** Your instructions **
Repeat the material verbatim and drop the pictures.

[START OF Provided data]

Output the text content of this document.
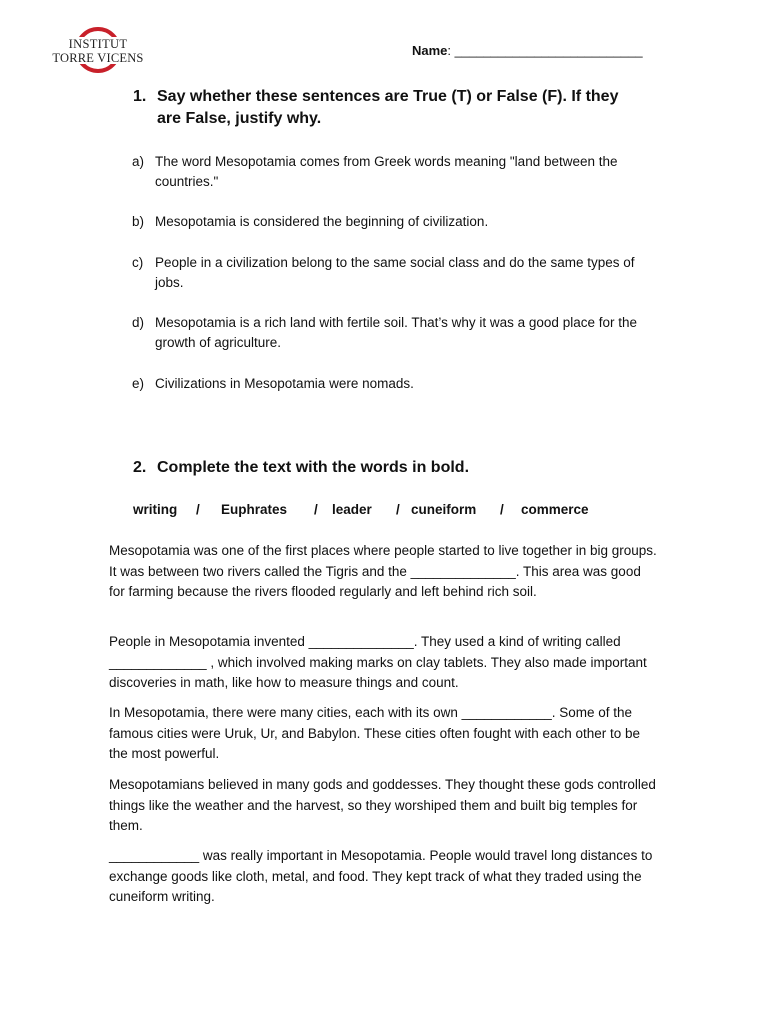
INSTITUT
TORRE VICENS	Name: __________________________
1. Say whether these sentences are True (T) or False (F). If they
are False, justify why.
a) The word Mesopotamia comes from Greek words meaning "land between the countries."
b) Mesopotamia is considered the beginning of civilization.
c) People in a civilization belong to the same social class and do the same types of jobs.
d) Mesopotamia is a rich land with fertile soil. That’s why it was a good place for the growth of agriculture.
e) Civilizations in Mesopotamia were nomads.
2. Complete the text with the words in bold.
writing / Euphrates / leader / cuneiform / commerce

Mesopotamia was one of the first places where people started to live together in big groups. It was between two rivers called the Tigris and the ______________. This area was good for farming because the rivers flooded regularly and left behind rich soil.

People in Mesopotamia invented ______________. They used a kind of writing called _____________ , which involved making marks on clay tablets. They also made important discoveries in math, like how to measure things and count.

In Mesopotamia, there were many cities, each with its own ____________. Some of the famous cities were Uruk, Ur, and Babylon. These cities often fought with each other to be the most powerful.

Mesopotamians believed in many gods and goddesses. They thought these gods controlled things like the weather and the harvest, so they worshiped them and built big temples for them.

____________ was really important in Mesopotamia. People would travel long distances to exchange goods like cloth, metal, and food. They kept track of what they traded using the cuneiform writing.
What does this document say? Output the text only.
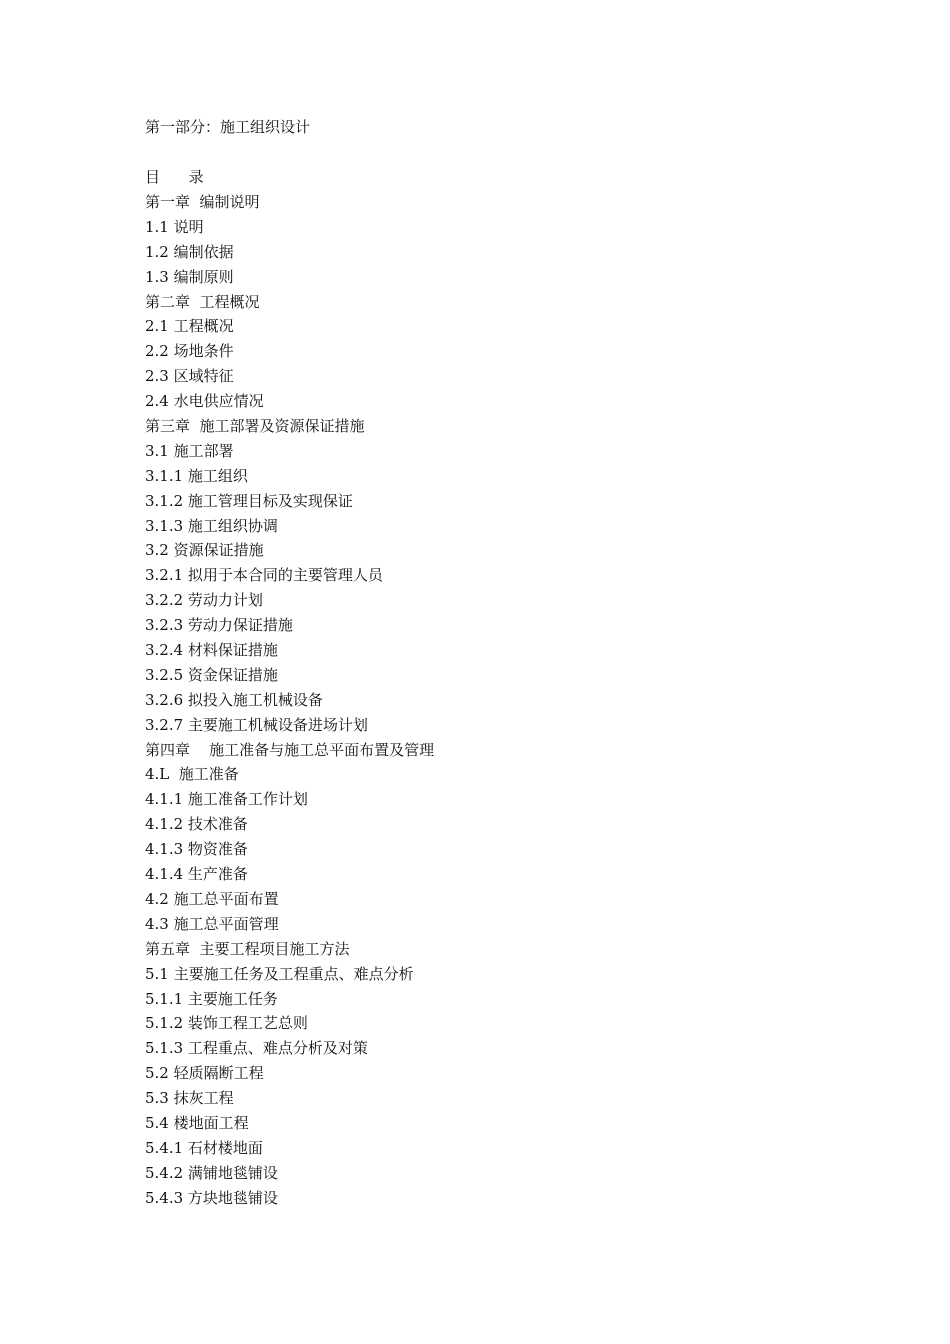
第一部分：施工组织设计
目      录
第一章  编制说明
1.1 说明
1.2 编制依据
1.3 编制原则
第二章  工程概况
2.1 工程概况
2.2 场地条件
2.3 区域特征
2.4 水电供应情况
第三章  施工部署及资源保证措施
3.1 施工部署
3.1.1 施工组织
3.1.2 施工管理目标及实现保证
3.1.3 施工组织协调
3.2 资源保证措施
3.2.1 拟用于本合同的主要管理人员
3.2.2 劳动力计划
3.2.3 劳动力保证措施
3.2.4 材料保证措施
3.2.5 资金保证措施
3.2.6 拟投入施工机械设备
3.2.7 主要施工机械设备进场计划
第四章    施工准备与施工总平面布置及管理
4.L  施工准备
4.1.1 施工准备工作计划
4.1.2 技术准备
4.1.3 物资准备
4.1.4 生产准备
4.2 施工总平面布置
4.3 施工总平面管理
第五章  主要工程项目施工方法
5.1 主要施工任务及工程重点、难点分析
5.1.1 主要施工任务
5.1.2 装饰工程工艺总则
5.1.3 工程重点、难点分析及对策
5.2 轻质隔断工程
5.3 抹灰工程
5.4 楼地面工程
5.4.1 石材楼地面
5.4.2 满铺地毯铺设
5.4.3 方块地毯铺设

[END OF Provided data]

** Exercise result **
Output the text content of this document.
INSTITUT
TORRE VICENS	Name: __________________________
1. Say whether these sentences are True (T) or False (F). If they
are False, justify why.
a) The word Mesopotamia comes from Greek words meaning "land between the countries."
b) Mesopotamia is considered the beginning of civilization.
c) People in a civilization belong to the same social class and do the same types of jobs.
d) Mesopotamia is a rich land with fertile soil. That’s why it was a good place for the growth of agriculture.
e) Civilizations in Mesopotamia were nomads.
2. Complete the text with the words in bold.
writing / Euphrates / leader / cuneiform / commerce

Mesopotamia was one of the first places where people started to live together in big groups. It was between two rivers called the Tigris and the ______________. This area was good for farming because the rivers flooded regularly and left behind rich soil.

People in Mesopotamia invented ______________. They used a kind of writing called _____________ , which involved making marks on clay tablets. They also made important discoveries in math, like how to measure things and count.

In Mesopotamia, there were many cities, each with its own ____________. Some of the famous cities were Uruk, Ur, and Babylon. These cities often fought with each other to be the most powerful.

Mesopotamians believed in many gods and goddesses. They thought these gods controlled things like the weather and the harvest, so they worshiped them and built big temples for them.

____________ was really important in Mesopotamia. People would travel long distances to exchange goods like cloth, metal, and food. They kept track of what they traded using the cuneiform writing.
What does this document say? Output the text only.
第一部分：施工组织设计
目      录
第一章  编制说明
1.1 说明
1.2 编制依据
1.3 编制原则
第二章  工程概况
2.1 工程概况
2.2 场地条件
2.3 区域特征
2.4 水电供应情况
第三章  施工部署及资源保证措施
3.1 施工部署
3.1.1 施工组织
3.1.2 施工管理目标及实现保证
3.1.3 施工组织协调
3.2 资源保证措施
3.2.1 拟用于本合同的主要管理人员
3.2.2 劳动力计划
3.2.3 劳动力保证措施
3.2.4 材料保证措施
3.2.5 资金保证措施
3.2.6 拟投入施工机械设备
3.2.7 主要施工机械设备进场计划
第四章    施工准备与施工总平面布置及管理
4.L  施工准备
4.1.1 施工准备工作计划
4.1.2 技术准备
4.1.3 物资准备
4.1.4 生产准备
4.2 施工总平面布置
4.3 施工总平面管理
第五章  主要工程项目施工方法
5.1 主要施工任务及工程重点、难点分析
5.1.1 主要施工任务
5.1.2 装饰工程工艺总则
5.1.3 工程重点、难点分析及对策
5.2 轻质隔断工程
5.3 抹灰工程
5.4 楼地面工程
5.4.1 石材楼地面
5.4.2 满铺地毯铺设
5.4.3 方块地毯铺设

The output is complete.